### TO DO
Could you write out the records below exactly as they appear?

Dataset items
## Start

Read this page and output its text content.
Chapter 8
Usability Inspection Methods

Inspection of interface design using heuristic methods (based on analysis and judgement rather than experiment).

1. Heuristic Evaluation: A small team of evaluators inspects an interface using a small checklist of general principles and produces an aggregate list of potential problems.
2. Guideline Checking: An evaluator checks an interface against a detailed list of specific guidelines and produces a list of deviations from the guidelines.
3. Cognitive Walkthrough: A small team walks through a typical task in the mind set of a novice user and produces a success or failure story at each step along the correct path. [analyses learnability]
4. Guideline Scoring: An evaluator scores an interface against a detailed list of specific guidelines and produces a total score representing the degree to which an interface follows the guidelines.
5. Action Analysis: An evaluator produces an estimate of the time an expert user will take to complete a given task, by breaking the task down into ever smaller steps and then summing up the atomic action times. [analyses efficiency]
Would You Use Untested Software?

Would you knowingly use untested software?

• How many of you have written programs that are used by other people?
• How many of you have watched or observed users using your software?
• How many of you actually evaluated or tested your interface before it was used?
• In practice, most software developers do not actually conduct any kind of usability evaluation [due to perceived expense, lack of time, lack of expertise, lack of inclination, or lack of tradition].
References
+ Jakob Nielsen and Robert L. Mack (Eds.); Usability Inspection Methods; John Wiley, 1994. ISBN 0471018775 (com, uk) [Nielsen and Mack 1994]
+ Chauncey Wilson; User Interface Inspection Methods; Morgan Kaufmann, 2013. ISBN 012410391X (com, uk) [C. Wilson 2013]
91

## End

### FINAL RESULT
Read this page and output its text content.
Chapter 8
Usability Inspection Methods

Inspection of interface design using heuristic methods (based on analysis and judgement rather than experiment).

1. Heuristic Evaluation: A small team of evaluators inspects an interface using a small checklist of general principles and produces an aggregate list of potential problems.
2. Guideline Checking: An evaluator checks an interface against a detailed list of specific guidelines and produces a list of deviations from the guidelines.
3. Cognitive Walkthrough: A small team walks through a typical task in the mind set of a novice user and produces a success or failure story at each step along the correct path. [analyses learnability]
4. Guideline Scoring: An evaluator scores an interface against a detailed list of specific guidelines and produces a total score representing the degree to which an interface follows the guidelines.
5. Action Analysis: An evaluator produces an estimate of the time an expert user will take to complete a given task, by breaking the task down into ever smaller steps and then summing up the atomic action times. [analyses efficiency]
Would You Use Untested Software?

Would you knowingly use untested software?

• How many of you have written programs that are used by other people?
• How many of you have watched or observed users using your software?
• How many of you actually evaluated or tested your interface before it was used?
• In practice, most software developers do not actually conduct any kind of usability evaluation [due to perceived expense, lack of time, lack of expertise, lack of inclination, or lack of tradition].
References
+ Jakob Nielsen and Robert L. Mack (Eds.); Usability Inspection Methods; John Wiley, 1994. ISBN 0471018775 (com, uk) [Nielsen and Mack 1994]
+ Chauncey Wilson; User Interface Inspection Methods; Morgan Kaufmann, 2013. ISBN 012410391X (com, uk) [C. Wilson 2013]
91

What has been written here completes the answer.